**Study text**
KnoxBhavan has separated its studio from its dwelling, but a relaxed feeling remains in the efficient new premises
At KnoxBhavan Architects’ new Peckham studio, an outsized concrete picture frame draws passersby across a chequerboard of grass, the maker’s name perched on the canopy above – less signature or sign board, more a clue for the curious. That window to this converted house in a neat Georgian terrace offers more than most shop fronts; stairs drop away revealing a huge wooden table behind delicate lines of patinated steel banisters, models are set between doors to each side. If you bend down (is that too obviously nosy?) you can see what glitters under the ceiling, a geometric concoction of light and perforated bronze plates.
For the whole life of their firm Sasha Bhavan and Simon Knox have been nurturing their practice from their south east London home. Even when they built a studio for their close team it felt like a family enterprise with the main meeting room in their living room. It worked for their growing children, and seems to have worked for the clients whose homes they also designed.
But there was a bigger plan, perhaps for slightly larger projects but most of all to build their own home. Or more precisely two homes, one a house 10 minutes’ walk away on the plot of their first studio; the second for the practice office. Here all the lessons from the first office would be put into practice – most noticeably how to create a temperate space which didn’t demand heavy jumpers and blankets in winter and fans in the summer – though provision for this is nigh on invisible.
The old terraced house, with its warren of rooms extending into the back yard, had been owned by KnoxBhavan’s stationers. When the practice took over they started from scratch, digging down into the basement for a model room and kitchen, extending the full length of the building on the ground floor to create space for the team and splitting the top two floors between a meeting room and a flat.
Each space has a different character within the lexicon of spatial and material depth that characterises KnoxBhavan’s works. A long work station runs back through the building, flanked by storage behind Douglas fir doors. Each desk has a cupboard behind to store drawings and documents, a luxury in the modern office (one in the kink of the plan also hides away the MVHR unit). But the 8m long oak work station itself is a magnificent piece of engineering that can be configured in many ways. It can be a single smooth surface like a dining table. But with each desktop in two parts it can be used sitting or standing or to raise the screen for the user, all smooth from the foot pedal with a gas lift, and wiring for monitors stashed inside the legs. For drawings an extra surface pulls out to give an L-shaped desk.

**Problems to solve**
• 1. Print everything in the KnoxBhavan studio article from "For the whole" down to "nigh on invisible.".
• 2. According to the paragraph of the KnoxBhavan studio article that begins "The old terraced house", which spaces did the practice create in the building?

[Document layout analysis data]
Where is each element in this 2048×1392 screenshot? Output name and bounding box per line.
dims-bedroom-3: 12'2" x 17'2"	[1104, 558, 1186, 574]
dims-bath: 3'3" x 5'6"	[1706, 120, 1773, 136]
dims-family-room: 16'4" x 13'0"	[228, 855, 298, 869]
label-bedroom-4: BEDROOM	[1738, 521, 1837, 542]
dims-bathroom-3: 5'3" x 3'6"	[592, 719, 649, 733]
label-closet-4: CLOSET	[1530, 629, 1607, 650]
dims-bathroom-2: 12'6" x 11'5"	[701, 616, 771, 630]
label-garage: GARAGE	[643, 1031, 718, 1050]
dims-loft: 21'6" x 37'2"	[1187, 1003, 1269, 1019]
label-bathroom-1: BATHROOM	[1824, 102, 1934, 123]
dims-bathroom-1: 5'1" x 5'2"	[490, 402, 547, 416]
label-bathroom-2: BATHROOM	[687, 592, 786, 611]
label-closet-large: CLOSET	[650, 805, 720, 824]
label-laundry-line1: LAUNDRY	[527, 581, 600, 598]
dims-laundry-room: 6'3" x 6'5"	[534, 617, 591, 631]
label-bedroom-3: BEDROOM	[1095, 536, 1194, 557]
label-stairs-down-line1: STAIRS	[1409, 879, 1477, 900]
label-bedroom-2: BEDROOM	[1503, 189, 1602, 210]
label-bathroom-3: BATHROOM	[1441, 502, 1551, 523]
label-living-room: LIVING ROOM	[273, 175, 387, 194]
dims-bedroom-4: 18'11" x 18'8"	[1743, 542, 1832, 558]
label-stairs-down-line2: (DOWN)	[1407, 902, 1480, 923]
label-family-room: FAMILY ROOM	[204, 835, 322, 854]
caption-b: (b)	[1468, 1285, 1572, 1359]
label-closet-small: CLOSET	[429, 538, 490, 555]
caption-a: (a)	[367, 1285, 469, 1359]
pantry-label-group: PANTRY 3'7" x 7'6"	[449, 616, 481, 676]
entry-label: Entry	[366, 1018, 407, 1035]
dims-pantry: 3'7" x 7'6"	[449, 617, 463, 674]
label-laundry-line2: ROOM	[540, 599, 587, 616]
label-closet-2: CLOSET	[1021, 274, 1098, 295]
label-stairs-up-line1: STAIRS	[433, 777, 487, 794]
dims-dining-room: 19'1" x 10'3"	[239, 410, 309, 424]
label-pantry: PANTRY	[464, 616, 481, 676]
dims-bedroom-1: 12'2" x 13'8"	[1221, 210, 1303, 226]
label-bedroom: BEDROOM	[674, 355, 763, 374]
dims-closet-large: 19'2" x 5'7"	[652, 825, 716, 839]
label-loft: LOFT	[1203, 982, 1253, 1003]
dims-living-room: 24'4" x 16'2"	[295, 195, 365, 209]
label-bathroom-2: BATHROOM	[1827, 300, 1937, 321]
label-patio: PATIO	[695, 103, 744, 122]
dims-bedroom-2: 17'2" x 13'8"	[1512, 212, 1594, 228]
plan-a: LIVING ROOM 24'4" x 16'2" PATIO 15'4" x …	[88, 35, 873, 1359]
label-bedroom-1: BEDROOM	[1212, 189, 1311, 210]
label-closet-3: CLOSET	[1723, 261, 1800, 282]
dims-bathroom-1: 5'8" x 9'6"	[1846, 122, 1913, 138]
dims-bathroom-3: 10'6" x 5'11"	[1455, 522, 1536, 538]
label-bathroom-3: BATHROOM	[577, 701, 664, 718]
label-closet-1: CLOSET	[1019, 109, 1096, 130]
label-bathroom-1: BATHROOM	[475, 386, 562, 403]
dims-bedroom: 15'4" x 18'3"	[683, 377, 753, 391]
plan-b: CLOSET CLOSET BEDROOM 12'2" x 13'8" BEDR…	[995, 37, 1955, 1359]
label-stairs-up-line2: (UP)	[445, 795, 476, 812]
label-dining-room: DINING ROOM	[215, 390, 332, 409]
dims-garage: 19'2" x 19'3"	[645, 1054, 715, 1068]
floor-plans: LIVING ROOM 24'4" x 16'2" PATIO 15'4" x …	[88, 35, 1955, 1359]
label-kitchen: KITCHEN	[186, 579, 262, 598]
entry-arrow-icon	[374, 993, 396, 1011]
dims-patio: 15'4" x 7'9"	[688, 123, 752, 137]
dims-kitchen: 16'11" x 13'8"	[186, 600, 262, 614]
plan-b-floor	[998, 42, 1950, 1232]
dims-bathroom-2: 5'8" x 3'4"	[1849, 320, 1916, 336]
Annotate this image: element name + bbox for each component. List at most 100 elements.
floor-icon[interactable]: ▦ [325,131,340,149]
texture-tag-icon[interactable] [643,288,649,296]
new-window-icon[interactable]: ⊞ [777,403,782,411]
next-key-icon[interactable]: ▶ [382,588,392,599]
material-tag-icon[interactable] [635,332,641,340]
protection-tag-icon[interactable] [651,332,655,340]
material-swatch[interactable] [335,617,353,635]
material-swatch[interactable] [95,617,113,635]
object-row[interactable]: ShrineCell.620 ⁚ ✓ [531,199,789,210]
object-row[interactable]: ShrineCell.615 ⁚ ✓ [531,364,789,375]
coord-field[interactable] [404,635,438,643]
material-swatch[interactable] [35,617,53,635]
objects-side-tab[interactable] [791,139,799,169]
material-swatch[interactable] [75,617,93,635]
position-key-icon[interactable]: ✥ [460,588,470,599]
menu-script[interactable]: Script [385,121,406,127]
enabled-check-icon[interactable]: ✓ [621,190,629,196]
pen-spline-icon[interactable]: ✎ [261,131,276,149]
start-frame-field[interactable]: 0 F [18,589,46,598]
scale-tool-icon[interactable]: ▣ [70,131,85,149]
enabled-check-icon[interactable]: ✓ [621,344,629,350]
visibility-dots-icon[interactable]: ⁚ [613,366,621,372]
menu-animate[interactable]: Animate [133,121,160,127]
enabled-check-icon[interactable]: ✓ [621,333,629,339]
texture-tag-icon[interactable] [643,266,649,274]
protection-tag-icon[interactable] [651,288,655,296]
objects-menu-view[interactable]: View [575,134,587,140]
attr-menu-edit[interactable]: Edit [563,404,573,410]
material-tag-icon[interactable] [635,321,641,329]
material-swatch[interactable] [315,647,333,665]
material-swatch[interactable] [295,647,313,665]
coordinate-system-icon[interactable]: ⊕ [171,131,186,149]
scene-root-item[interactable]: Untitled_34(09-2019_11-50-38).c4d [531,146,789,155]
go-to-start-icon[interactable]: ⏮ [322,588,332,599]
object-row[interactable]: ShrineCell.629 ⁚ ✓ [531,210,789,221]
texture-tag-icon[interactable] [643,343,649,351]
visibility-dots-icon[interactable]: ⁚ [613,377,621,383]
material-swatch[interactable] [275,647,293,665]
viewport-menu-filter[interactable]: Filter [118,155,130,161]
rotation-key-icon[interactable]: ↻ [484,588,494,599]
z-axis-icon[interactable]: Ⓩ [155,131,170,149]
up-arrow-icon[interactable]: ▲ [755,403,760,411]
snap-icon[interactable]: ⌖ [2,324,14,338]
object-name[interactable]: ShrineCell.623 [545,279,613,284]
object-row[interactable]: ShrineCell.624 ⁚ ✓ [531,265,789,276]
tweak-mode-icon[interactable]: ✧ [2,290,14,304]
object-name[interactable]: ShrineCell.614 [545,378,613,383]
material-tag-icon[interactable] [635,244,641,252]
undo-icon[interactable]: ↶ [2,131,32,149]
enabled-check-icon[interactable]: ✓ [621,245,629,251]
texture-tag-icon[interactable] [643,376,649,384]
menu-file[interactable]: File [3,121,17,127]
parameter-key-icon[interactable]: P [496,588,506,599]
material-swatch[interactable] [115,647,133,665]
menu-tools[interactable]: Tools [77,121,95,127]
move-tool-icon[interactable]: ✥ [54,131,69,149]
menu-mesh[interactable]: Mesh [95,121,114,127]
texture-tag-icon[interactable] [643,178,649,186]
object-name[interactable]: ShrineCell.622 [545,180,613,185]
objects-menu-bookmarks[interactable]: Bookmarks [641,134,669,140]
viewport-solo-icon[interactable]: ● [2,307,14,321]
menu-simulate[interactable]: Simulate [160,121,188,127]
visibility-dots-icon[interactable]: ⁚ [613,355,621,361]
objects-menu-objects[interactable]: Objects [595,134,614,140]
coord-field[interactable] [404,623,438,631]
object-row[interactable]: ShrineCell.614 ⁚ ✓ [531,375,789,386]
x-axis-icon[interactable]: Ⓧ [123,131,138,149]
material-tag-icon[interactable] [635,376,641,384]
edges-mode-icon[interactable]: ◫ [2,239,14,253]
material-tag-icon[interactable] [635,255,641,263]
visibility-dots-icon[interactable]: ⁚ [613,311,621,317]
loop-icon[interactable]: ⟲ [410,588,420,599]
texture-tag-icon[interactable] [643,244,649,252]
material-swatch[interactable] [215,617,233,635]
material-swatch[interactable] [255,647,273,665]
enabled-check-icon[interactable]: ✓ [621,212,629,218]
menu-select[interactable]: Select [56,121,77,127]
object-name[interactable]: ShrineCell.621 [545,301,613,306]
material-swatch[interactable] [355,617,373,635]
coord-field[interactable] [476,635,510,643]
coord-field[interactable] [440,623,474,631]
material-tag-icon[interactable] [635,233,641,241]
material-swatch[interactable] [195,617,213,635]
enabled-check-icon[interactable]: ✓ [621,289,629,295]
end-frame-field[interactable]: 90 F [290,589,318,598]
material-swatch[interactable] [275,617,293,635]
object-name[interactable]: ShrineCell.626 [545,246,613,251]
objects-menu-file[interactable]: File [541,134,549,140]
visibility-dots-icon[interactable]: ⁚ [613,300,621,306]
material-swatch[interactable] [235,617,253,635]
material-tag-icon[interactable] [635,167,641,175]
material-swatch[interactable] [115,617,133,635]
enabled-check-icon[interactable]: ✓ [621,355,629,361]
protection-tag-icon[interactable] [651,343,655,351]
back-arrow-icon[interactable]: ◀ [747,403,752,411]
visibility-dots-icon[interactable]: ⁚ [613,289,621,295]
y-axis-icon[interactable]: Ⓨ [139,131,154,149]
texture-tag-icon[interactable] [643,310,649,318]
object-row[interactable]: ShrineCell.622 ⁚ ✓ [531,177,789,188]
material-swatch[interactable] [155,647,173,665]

**Expected results**
• 1.
For the whole life of their firm Sasha Bhavan and Simon Knox have been nurturing their practice from their south east London home. Even when they built a studio for their close team it felt like a family enterprise with the main meeting room in their living room. It worked for their growing children, and seems to have worked for the clients whose homes they also designed.
But there was a bigger plan, perhaps for slightly larger projects but most of all to build their own home. Or more precisely two homes, one a house 10 minutes’ walk away on the plot of their first studio; the second for the practice office. Here all the lessons from the first office would be put into practice – most noticeably how to create a temperate space which didn’t demand heavy jumpers and blankets in winter and fans in the summer – though provision for this is nigh on invisible.

• 2.
- Model room
- Kitchen
- Space for the team
- Meeting room
- Flat